--- START OF PROVIDED MATERIAL ---
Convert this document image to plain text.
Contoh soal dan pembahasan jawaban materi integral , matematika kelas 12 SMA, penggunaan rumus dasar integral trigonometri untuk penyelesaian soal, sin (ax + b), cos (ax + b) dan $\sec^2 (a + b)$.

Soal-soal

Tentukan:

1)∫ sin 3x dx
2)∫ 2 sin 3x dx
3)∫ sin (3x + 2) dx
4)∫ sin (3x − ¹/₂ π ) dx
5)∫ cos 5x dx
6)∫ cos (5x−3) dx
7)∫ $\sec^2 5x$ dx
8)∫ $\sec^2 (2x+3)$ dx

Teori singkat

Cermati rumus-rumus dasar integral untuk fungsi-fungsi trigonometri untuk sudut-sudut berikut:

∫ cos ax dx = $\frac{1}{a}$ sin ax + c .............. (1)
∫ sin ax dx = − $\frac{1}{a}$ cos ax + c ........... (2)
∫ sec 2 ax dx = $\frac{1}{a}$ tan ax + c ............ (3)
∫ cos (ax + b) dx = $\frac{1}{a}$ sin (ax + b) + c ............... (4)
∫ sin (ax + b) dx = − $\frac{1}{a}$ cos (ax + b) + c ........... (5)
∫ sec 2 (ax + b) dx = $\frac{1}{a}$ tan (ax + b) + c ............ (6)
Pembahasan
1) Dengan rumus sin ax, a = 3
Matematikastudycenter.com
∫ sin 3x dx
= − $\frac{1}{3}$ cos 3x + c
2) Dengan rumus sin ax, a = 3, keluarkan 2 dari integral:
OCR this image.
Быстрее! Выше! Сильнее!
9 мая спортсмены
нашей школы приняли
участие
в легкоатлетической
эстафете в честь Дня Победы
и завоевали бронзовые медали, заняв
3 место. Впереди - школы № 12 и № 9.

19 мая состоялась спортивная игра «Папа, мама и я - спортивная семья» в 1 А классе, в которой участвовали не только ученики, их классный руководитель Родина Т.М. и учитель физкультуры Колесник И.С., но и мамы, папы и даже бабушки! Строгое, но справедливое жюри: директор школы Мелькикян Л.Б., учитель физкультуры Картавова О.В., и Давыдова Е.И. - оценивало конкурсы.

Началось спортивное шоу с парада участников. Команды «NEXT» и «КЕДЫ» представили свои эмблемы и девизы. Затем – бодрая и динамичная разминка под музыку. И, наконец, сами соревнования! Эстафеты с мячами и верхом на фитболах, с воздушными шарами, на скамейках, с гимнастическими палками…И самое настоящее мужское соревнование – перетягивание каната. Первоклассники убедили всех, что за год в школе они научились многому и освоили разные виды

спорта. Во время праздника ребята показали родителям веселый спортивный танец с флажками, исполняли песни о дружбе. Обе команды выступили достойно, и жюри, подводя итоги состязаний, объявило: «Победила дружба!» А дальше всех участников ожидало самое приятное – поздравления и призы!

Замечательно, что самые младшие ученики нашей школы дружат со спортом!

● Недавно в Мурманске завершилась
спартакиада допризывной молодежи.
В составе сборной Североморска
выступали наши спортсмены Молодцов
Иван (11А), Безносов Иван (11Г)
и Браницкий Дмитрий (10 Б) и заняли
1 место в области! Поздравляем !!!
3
--- END OF PROVIDED MATERIAL ---
WHAT YOU SHOULD DO.
Pull out every line above that holds the word "this".

EXERCISE ANSWER.
Convert this document image to plain text.
OCR this image.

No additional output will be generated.